● **Given records**:
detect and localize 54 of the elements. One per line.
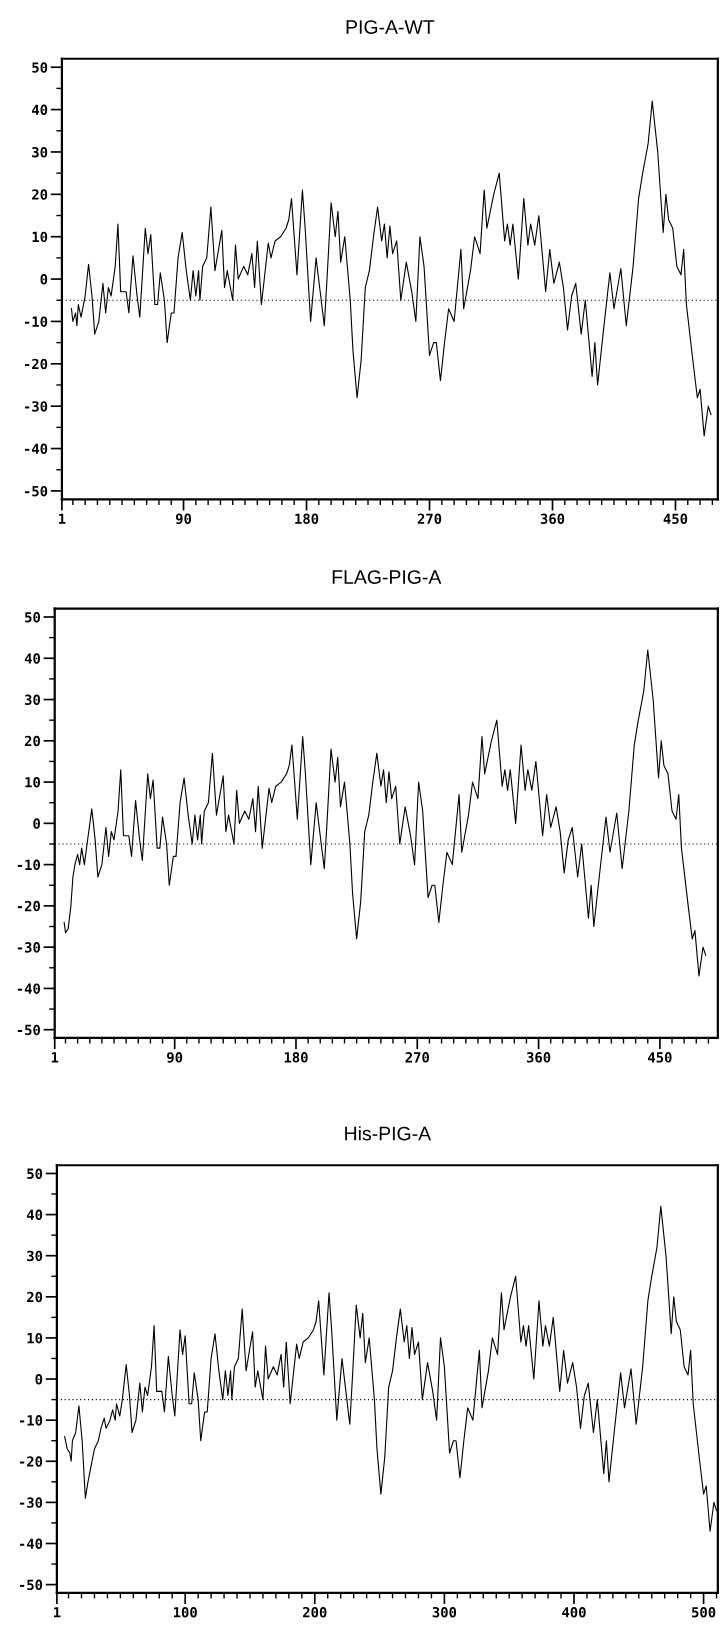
- x-tick-label: 500: [692, 1606, 716, 1618]
- x-tick-label: 270: [405, 1052, 429, 1063]
- x-tick-label: 360: [526, 1052, 551, 1063]
- y-tick-label: 40: [32, 104, 48, 116]
- x-tick-label: 90: [167, 1052, 183, 1063]
- y-tick-label: -50: [17, 1024, 40, 1036]
- y-tick-label: 30: [27, 1250, 43, 1262]
- x-tick-label: 100: [173, 1606, 197, 1618]
- y-tick-label: 50: [32, 62, 48, 73]
- y-tick-label: 30: [32, 146, 48, 158]
- y-tick-label: 0: [33, 818, 40, 829]
- y-tick-label: 10: [27, 1332, 43, 1344]
- y-tick-label: 40: [26, 1209, 43, 1221]
- y-tick-label: 20: [24, 735, 40, 747]
- y-tick-label: 0: [40, 274, 48, 285]
- chart-title: FLAG-PIG-A: [332, 570, 442, 584]
- y-tick-label: 30: [24, 694, 40, 706]
- x-tick-label: 200: [303, 1606, 327, 1618]
- y-tick-label: -30: [17, 942, 40, 953]
- chart-title: PIG-A-WT: [346, 20, 435, 34]
- y-tick-label: 40: [24, 653, 40, 664]
- y-tick-label: -30: [24, 401, 48, 412]
- y-tick-label: 20: [27, 1291, 43, 1303]
- y-tick-label: -30: [19, 1497, 43, 1508]
- y-tick-label: 0: [35, 1374, 43, 1385]
- y-tick-label: -50: [19, 1579, 43, 1591]
- y-tick-label: 50: [27, 1168, 43, 1179]
- x-tick-label: 1: [59, 513, 66, 524]
- y-tick-label: 10: [32, 231, 48, 243]
- x-tick-label: 1: [51, 1052, 59, 1063]
- y-tick-label: -50: [24, 485, 48, 497]
- x-tick-label: 180: [284, 1052, 308, 1063]
- y-tick-label: -10: [19, 1415, 43, 1426]
- y-tick-label: -10: [24, 316, 48, 327]
- x-tick-label: 450: [663, 513, 688, 525]
- y-tick-label: -10: [17, 859, 40, 871]
- x-tick-label: 270: [417, 513, 442, 525]
- x-tick-label: 90: [175, 513, 192, 525]
- y-tick-label: -40: [17, 983, 40, 994]
- y-tick-label: 10: [25, 777, 40, 788]
- x-tick-label: 180: [295, 513, 319, 525]
- x-tick-label: 1: [53, 1607, 61, 1618]
- y-tick-label: -20: [17, 900, 40, 912]
- y-tick-label: -20: [24, 358, 48, 370]
- x-tick-label: 360: [540, 513, 565, 525]
- y-tick-label: -40: [24, 443, 48, 455]
- y-tick-label: -40: [19, 1538, 43, 1549]
- x-tick-label: 300: [432, 1606, 457, 1618]
- y-tick-label: -20: [19, 1456, 43, 1467]
- y-tick-label: 50: [25, 611, 40, 623]
- x-tick-label: 450: [648, 1052, 672, 1063]
- x-tick-label: 400: [562, 1606, 586, 1618]
- y-tick-label: 20: [32, 189, 48, 200]
- chart-title: His-PIG-A: [345, 1126, 432, 1141]
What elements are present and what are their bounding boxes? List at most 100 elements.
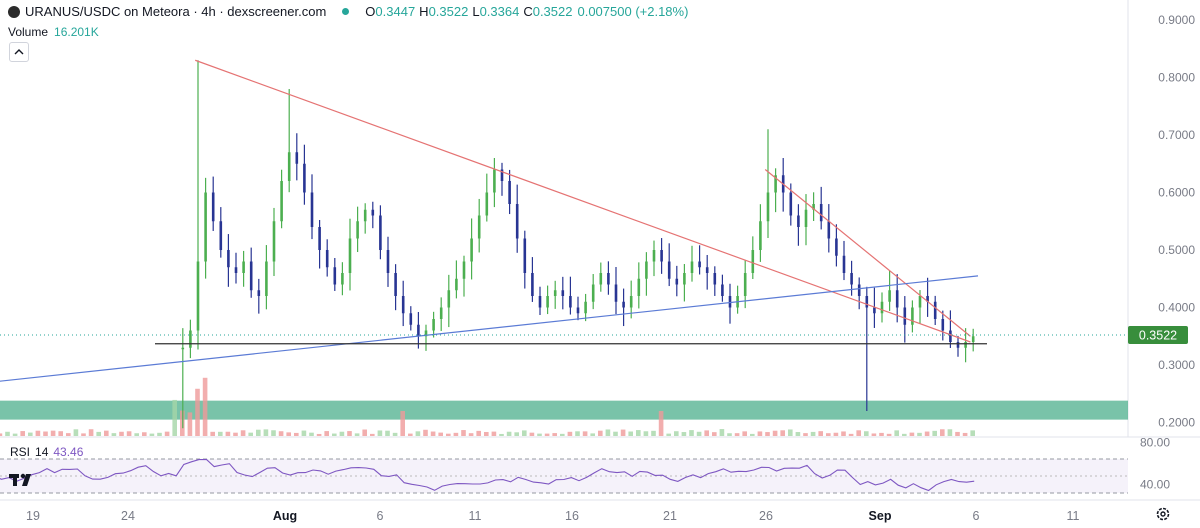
- candle-body: [439, 307, 443, 319]
- candle-body: [857, 284, 861, 296]
- volume-bar: [924, 431, 930, 436]
- volume-bar: [286, 432, 291, 436]
- volume-bar: [537, 433, 542, 436]
- low-label: L: [472, 4, 480, 19]
- volume-bar: [58, 431, 63, 436]
- volume-bar: [765, 432, 770, 436]
- symbol-title[interactable]: URANUS/USDC on Meteora · 4h · dexscreene…: [25, 4, 327, 19]
- volume-bar: [909, 432, 915, 436]
- volume-bar: [324, 431, 329, 436]
- token-logo-icon: [8, 5, 20, 18]
- candle-body: [561, 290, 565, 296]
- volume-bar: [301, 430, 307, 436]
- candle-body: [546, 296, 549, 308]
- market-status-icon: [342, 8, 350, 15]
- volume-bar: [750, 433, 755, 436]
- candle-body: [667, 261, 671, 279]
- candle-body: [470, 238, 473, 262]
- volume-bar: [50, 430, 56, 436]
- candle-body: [462, 261, 466, 279]
- chevron-up-icon: [14, 49, 24, 55]
- volume-bar: [613, 431, 618, 436]
- rsi-tick-label: 80.00: [1140, 436, 1170, 450]
- rsi-tick-label: 40.00: [1140, 478, 1170, 492]
- volume-bar: [35, 430, 41, 436]
- time-tick-label: Aug: [273, 509, 297, 523]
- candle-body: [341, 273, 344, 285]
- volume-bar: [339, 431, 345, 436]
- candle-body: [789, 192, 793, 216]
- volume-bar: [149, 433, 155, 436]
- candle-body: [280, 181, 283, 222]
- volume-bar: [666, 433, 671, 436]
- settings-gear-icon[interactable]: [1155, 506, 1171, 522]
- volume-bar: [552, 433, 557, 436]
- volume-bar: [347, 431, 352, 436]
- candle-body: [356, 221, 359, 239]
- candle-body: [713, 273, 717, 285]
- candle-body: [303, 163, 306, 193]
- volume-bar: [940, 429, 945, 436]
- candle-body: [652, 250, 656, 262]
- volume-bar: [126, 431, 132, 436]
- candle-body: [211, 192, 215, 222]
- volume-bar: [20, 431, 25, 436]
- candle-body: [485, 192, 489, 216]
- change-value: 0.007500 (+2.18%): [577, 4, 689, 19]
- volume-bar: [886, 433, 892, 436]
- candle-body: [508, 181, 511, 204]
- candle-body: [189, 330, 192, 348]
- volume-bar: [415, 431, 421, 436]
- candle-body: [272, 221, 276, 262]
- volume-bar: [271, 430, 276, 436]
- close-value: 0.3522: [532, 4, 573, 19]
- volume-bar: [658, 411, 664, 436]
- candle-body: [698, 261, 701, 268]
- time-tick-label: 26: [759, 509, 773, 523]
- rsi-legend: RSI 14 43.46: [10, 445, 88, 459]
- candle-body: [949, 330, 952, 342]
- volume-bar: [309, 432, 314, 436]
- volume-bar: [734, 433, 740, 436]
- candle-body: [386, 250, 390, 273]
- candle-body: [941, 319, 945, 331]
- candle-body: [599, 273, 603, 285]
- volume-bar: [529, 432, 535, 436]
- volume-bar: [134, 433, 139, 436]
- candle-body: [911, 307, 914, 325]
- volume-bar: [263, 429, 269, 436]
- volume-bar: [332, 433, 337, 436]
- candle-body: [523, 238, 527, 273]
- tradingview-logo-icon[interactable]: [8, 470, 36, 490]
- candle-body: [409, 313, 413, 325]
- time-tick-label: 11: [1067, 509, 1080, 523]
- volume-bar: [423, 429, 428, 436]
- volume-bar: [818, 431, 823, 436]
- volume-bar: [210, 431, 215, 436]
- volume-bar: [560, 433, 565, 436]
- volume-bar: [476, 430, 481, 436]
- volume-bar: [932, 430, 937, 436]
- candle-body: [591, 284, 595, 302]
- volume-bar: [172, 399, 177, 436]
- chart-legend: URANUS/USDC on Meteora · 4h · dexscreene…: [8, 4, 688, 19]
- volume-bar: [514, 432, 519, 436]
- volume-bar: [947, 429, 953, 436]
- candle-body: [675, 278, 679, 285]
- volume-bar: [256, 429, 261, 436]
- volume-bar: [66, 433, 71, 436]
- volume-bar: [43, 431, 48, 436]
- candle-body: [234, 267, 238, 273]
- volume-bar: [195, 388, 200, 436]
- last-price-tag: [1128, 325, 1188, 344]
- candle-body: [553, 290, 557, 296]
- volume-bar: [362, 429, 367, 436]
- volume-bar: [377, 430, 383, 436]
- volume-bar: [681, 432, 687, 436]
- volume-bar: [218, 431, 223, 436]
- candle-body: [295, 152, 299, 164]
- volume-bar: [96, 431, 101, 436]
- collapse-legend-button[interactable]: [9, 42, 29, 62]
- high-value: 0.3522: [428, 4, 469, 19]
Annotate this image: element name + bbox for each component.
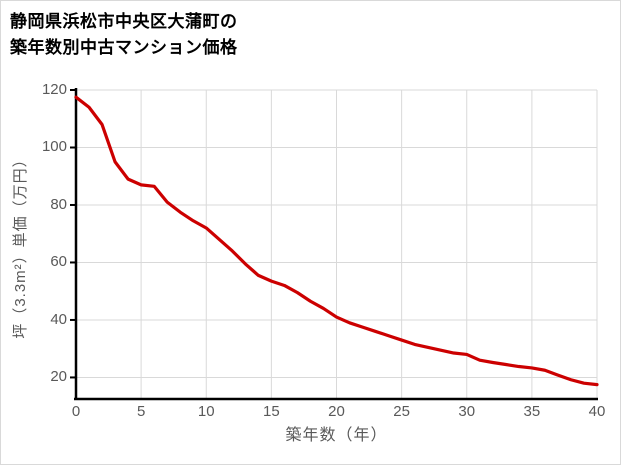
y-tick-label: 120: [41, 81, 67, 98]
x-tick-label: 35: [523, 403, 541, 420]
x-tick-label: 5: [136, 403, 146, 420]
x-tick-label: 15: [263, 403, 280, 420]
price-line-series: [74, 95, 599, 387]
y-tick-label: 60: [50, 253, 67, 271]
x-tick-label: 25: [393, 403, 410, 420]
chart-title-line-1: 静岡県浜松市中央区大蒲町の: [10, 12, 238, 31]
y-tick-label: 20: [50, 368, 67, 386]
x-tick-label: 40: [588, 403, 606, 420]
chart-title-line-2: 築年数別中古マンション価格: [10, 38, 238, 57]
y-tick-label: 100: [41, 138, 67, 156]
y-tick-label: 80: [50, 195, 67, 213]
y-axis-title: 坪（3.3m²）単価（万円）: [12, 151, 29, 339]
x-axis-title: 築年数（年）: [285, 427, 388, 444]
x-tick-label: 0: [71, 403, 81, 420]
x-tick-label: 10: [197, 403, 215, 420]
x-tick-label: 30: [458, 403, 476, 420]
y-tick-label: 40: [50, 310, 67, 328]
chart-title: 静岡県浜松市中央区大蒲町の 築年数別中古マンション価格: [10, 9, 238, 61]
x-tick-label: 20: [328, 403, 345, 420]
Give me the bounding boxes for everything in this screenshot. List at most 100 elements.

● **Work to do**: Rewrite the lines from the one containing "- x-tick-label: 500: [692, 1606, 716, 1618]" through the one containing "- y-tick-label: 10: [27, 1332, 43, 1344]" as a numbered list, omitting blank lines.

● **Output of the task**:
1. - x-tick-label: 500: [692, 1606, 716, 1618]
2. - x-tick-label: 270: [405, 1052, 429, 1063]
3. - x-tick-label: 360: [526, 1052, 551, 1063]
4. - y-tick-label: 40: [32, 104, 48, 116]
5. - x-tick-label: 90: [167, 1052, 183, 1063]
6. - y-tick-label: -50: [17, 1024, 40, 1036]
7. - y-tick-label: 30: [27, 1250, 43, 1262]
8. - x-tick-label: 100: [173, 1606, 197, 1618]
9. - y-tick-label: 50: [32, 62, 48, 73]
10. - y-tick-label: 30: [32, 146, 48, 158]
11. - y-tick-label: 0: [33, 818, 40, 829]
12. - y-tick-label: 10: [27, 1332, 43, 1344]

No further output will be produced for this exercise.